**Records from a collection:**
○ ○ ○ ○ ○
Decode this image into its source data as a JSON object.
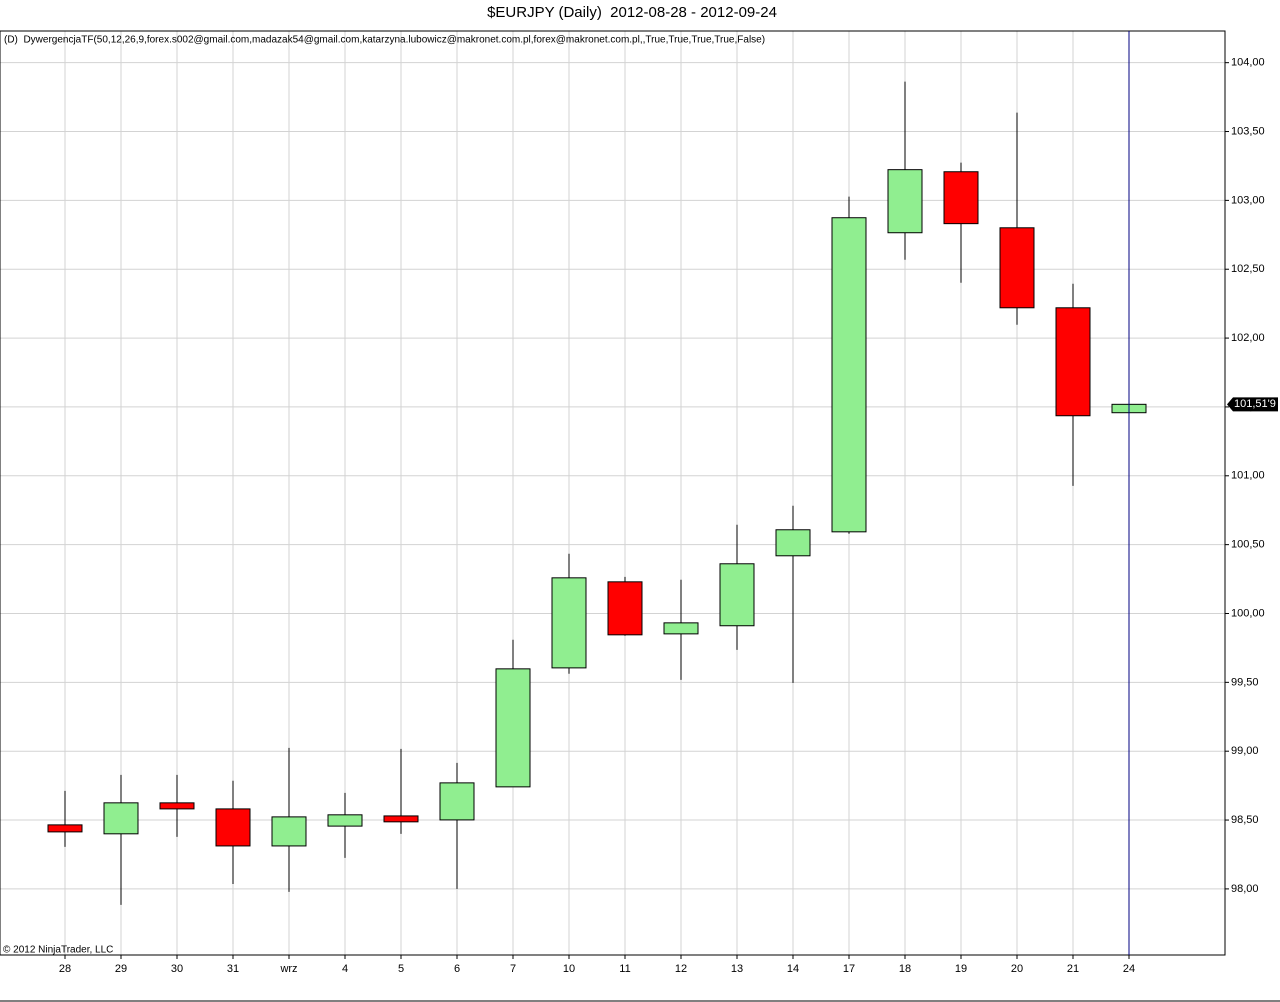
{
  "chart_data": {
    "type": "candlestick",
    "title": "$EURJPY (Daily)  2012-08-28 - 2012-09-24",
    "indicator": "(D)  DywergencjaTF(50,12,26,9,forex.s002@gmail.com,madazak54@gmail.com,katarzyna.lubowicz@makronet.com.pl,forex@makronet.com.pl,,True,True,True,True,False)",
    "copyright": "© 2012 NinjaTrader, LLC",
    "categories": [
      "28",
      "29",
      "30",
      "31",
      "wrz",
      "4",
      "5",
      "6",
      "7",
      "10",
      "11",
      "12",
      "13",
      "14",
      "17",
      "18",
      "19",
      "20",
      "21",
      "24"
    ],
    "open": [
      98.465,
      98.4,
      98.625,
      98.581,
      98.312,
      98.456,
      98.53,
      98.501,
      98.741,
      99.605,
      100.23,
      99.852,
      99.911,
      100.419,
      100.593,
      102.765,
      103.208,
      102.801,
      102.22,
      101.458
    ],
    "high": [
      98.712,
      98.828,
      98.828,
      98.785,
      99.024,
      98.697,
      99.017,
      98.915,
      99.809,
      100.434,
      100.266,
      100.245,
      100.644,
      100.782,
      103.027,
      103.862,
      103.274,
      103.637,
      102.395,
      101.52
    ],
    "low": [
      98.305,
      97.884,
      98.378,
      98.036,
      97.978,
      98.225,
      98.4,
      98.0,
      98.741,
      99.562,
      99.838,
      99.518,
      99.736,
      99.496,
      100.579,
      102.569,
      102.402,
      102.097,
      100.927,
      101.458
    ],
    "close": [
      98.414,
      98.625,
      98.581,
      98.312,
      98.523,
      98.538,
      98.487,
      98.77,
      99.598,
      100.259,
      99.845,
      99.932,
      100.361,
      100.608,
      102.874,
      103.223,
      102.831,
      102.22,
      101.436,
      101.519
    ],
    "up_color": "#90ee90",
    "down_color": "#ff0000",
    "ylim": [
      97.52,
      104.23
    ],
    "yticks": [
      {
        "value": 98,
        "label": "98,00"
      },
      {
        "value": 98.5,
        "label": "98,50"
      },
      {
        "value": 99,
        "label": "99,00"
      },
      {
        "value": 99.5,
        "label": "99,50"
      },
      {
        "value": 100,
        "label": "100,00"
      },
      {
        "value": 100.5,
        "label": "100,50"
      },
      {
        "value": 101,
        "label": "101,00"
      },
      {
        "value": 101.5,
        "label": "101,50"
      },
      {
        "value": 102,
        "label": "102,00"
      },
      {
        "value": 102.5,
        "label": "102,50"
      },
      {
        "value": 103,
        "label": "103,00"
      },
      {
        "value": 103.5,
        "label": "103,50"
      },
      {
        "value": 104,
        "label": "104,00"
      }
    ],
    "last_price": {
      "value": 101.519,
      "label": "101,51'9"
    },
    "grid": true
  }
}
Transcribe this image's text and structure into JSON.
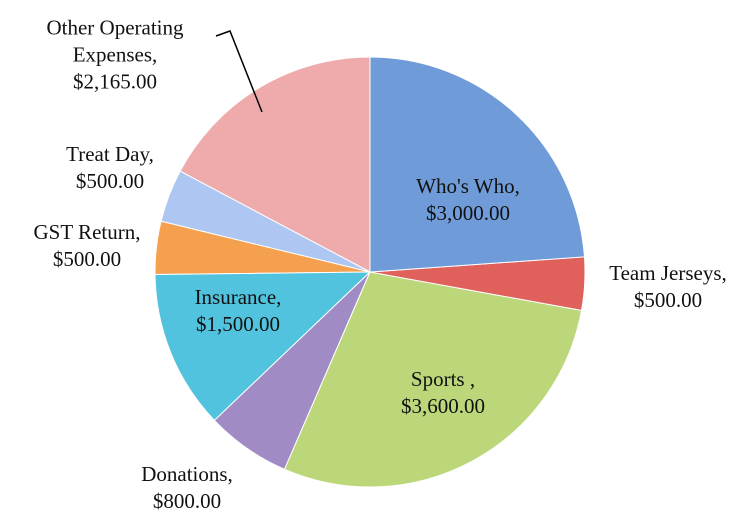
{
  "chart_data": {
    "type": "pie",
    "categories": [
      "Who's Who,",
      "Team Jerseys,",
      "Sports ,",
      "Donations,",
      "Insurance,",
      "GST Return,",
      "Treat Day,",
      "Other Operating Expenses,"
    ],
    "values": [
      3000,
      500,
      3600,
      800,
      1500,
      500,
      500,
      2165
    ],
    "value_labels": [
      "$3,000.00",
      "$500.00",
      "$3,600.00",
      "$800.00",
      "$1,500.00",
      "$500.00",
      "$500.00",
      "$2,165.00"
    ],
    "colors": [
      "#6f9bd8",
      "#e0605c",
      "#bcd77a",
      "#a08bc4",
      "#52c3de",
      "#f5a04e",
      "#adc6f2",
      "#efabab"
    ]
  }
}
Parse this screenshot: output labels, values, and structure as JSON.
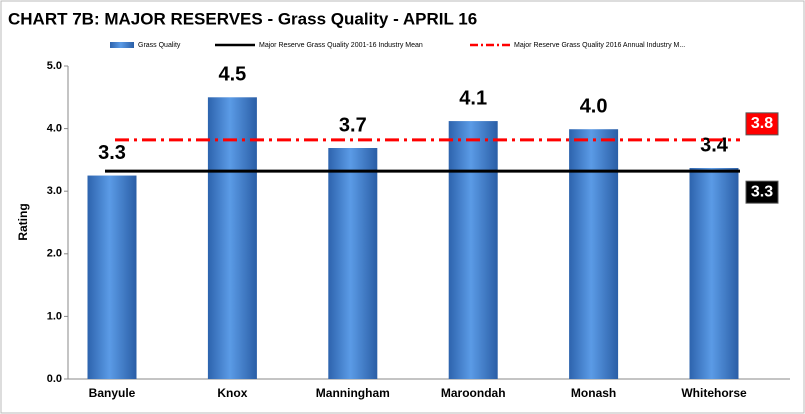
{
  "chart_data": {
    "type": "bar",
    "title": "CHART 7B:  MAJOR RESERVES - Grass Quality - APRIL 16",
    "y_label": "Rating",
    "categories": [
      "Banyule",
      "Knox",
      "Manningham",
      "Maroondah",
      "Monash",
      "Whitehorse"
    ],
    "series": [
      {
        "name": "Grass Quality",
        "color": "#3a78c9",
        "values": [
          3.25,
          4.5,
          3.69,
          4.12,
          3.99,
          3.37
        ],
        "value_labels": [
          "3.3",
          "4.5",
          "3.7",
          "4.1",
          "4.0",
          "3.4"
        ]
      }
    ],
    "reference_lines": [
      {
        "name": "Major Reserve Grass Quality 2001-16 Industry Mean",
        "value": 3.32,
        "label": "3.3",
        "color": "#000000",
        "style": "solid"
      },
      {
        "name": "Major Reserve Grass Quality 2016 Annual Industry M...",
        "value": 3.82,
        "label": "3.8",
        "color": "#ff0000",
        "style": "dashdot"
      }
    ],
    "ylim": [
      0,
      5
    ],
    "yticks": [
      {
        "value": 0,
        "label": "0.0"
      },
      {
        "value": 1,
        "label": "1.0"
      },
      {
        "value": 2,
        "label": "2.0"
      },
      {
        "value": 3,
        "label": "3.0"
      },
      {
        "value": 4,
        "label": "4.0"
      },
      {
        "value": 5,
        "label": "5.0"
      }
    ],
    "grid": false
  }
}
○ ○ ○ ○ ○
**JOB:** Leave the images out, please, and restate each line word for word.

**SOLUTION BELOW:**
Decode this image into its source data as a JSON object.
{
  "chart_data": {
    "type": "candlestick",
    "title": "$EURJPY (Daily)  2012-08-28 - 2012-09-24",
    "indicator": "(D)  DywergencjaTF(50,12,26,9,forex.s002@gmail.com,madazak54@gmail.com,katarzyna.lubowicz@makronet.com.pl,forex@makronet.com.pl,,True,True,True,True,False)",
    "copyright": "© 2012 NinjaTrader, LLC",
    "categories": [
      "28",
      "29",
      "30",
      "31",
      "wrz",
      "4",
      "5",
      "6",
      "7",
      "10",
      "11",
      "12",
      "13",
      "14",
      "17",
      "18",
      "19",
      "20",
      "21",
      "24"
    ],
    "open": [
      98.465,
      98.4,
      98.625,
      98.581,
      98.312,
      98.456,
      98.53,
      98.501,
      98.741,
      99.605,
      100.23,
      99.852,
      99.911,
      100.419,
      100.593,
      102.765,
      103.208,
      102.801,
      102.22,
      101.458
    ],
    "high": [
      98.712,
      98.828,
      98.828,
      98.785,
      99.024,
      98.697,
      99.017,
      98.915,
      99.809,
      100.434,
      100.266,
      100.245,
      100.644,
      100.782,
      103.027,
      103.862,
      103.274,
      103.637,
      102.395,
      101.52
    ],
    "low": [
      98.305,
      97.884,
      98.378,
      98.036,
      97.978,
      98.225,
      98.4,
      98.0,
      98.741,
      99.562,
      99.838,
      99.518,
      99.736,
      99.496,
      100.579,
      102.569,
      102.402,
      102.097,
      100.927,
      101.458
    ],
    "close": [
      98.414,
      98.625,
      98.581,
      98.312,
      98.523,
      98.538,
      98.487,
      98.77,
      99.598,
      100.259,
      99.845,
      99.932,
      100.361,
      100.608,
      102.874,
      103.223,
      102.831,
      102.22,
      101.436,
      101.519
    ],
    "up_color": "#90ee90",
    "down_color": "#ff0000",
    "ylim": [
      97.52,
      104.23
    ],
    "yticks": [
      {
        "value": 98,
        "label": "98,00"
      },
      {
        "value": 98.5,
        "label": "98,50"
      },
      {
        "value": 99,
        "label": "99,00"
      },
      {
        "value": 99.5,
        "label": "99,50"
      },
      {
        "value": 100,
        "label": "100,00"
      },
      {
        "value": 100.5,
        "label": "100,50"
      },
      {
        "value": 101,
        "label": "101,00"
      },
      {
        "value": 101.5,
        "label": "101,50"
      },
      {
        "value": 102,
        "label": "102,00"
      },
      {
        "value": 102.5,
        "label": "102,50"
      },
      {
        "value": 103,
        "label": "103,00"
      },
      {
        "value": 103.5,
        "label": "103,50"
      },
      {
        "value": 104,
        "label": "104,00"
      }
    ],
    "last_price": {
      "value": 101.519,
      "label": "101,51'9"
    },
    "grid": true
  }
}
Transcribe this image's text and structure into JSON.
{
  "chart_data": {
    "type": "pie",
    "categories": [
      "Who's Who,",
      "Team Jerseys,",
      "Sports ,",
      "Donations,",
      "Insurance,",
      "GST Return,",
      "Treat Day,",
      "Other Operating Expenses,"
    ],
    "values": [
      3000,
      500,
      3600,
      800,
      1500,
      500,
      500,
      2165
    ],
    "value_labels": [
      "$3,000.00",
      "$500.00",
      "$3,600.00",
      "$800.00",
      "$1,500.00",
      "$500.00",
      "$500.00",
      "$2,165.00"
    ],
    "colors": [
      "#6f9bd8",
      "#e0605c",
      "#bcd77a",
      "#a08bc4",
      "#52c3de",
      "#f5a04e",
      "#adc6f2",
      "#efabab"
    ]
  }
}
Parse this screenshot: output labels, values, and structure as JSON.
{
  "chart_data": {
    "type": "bar",
    "title": "CHART 7B:  MAJOR RESERVES - Grass Quality - APRIL 16",
    "y_label": "Rating",
    "categories": [
      "Banyule",
      "Knox",
      "Manningham",
      "Maroondah",
      "Monash",
      "Whitehorse"
    ],
    "series": [
      {
        "name": "Grass Quality",
        "color": "#3a78c9",
        "values": [
          3.25,
          4.5,
          3.69,
          4.12,
          3.99,
          3.37
        ],
        "value_labels": [
          "3.3",
          "4.5",
          "3.7",
          "4.1",
          "4.0",
          "3.4"
        ]
      }
    ],
    "reference_lines": [
      {
        "name": "Major Reserve Grass Quality 2001-16 Industry Mean",
        "value": 3.32,
        "label": "3.3",
        "color": "#000000",
        "style": "solid"
      },
      {
        "name": "Major Reserve Grass Quality 2016 Annual Industry M...",
        "value": 3.82,
        "label": "3.8",
        "color": "#ff0000",
        "style": "dashdot"
      }
    ],
    "ylim": [
      0,
      5
    ],
    "yticks": [
      {
        "value": 0,
        "label": "0.0"
      },
      {
        "value": 1,
        "label": "1.0"
      },
      {
        "value": 2,
        "label": "2.0"
      },
      {
        "value": 3,
        "label": "3.0"
      },
      {
        "value": 4,
        "label": "4.0"
      },
      {
        "value": 5,
        "label": "5.0"
      }
    ],
    "grid": false
  }
}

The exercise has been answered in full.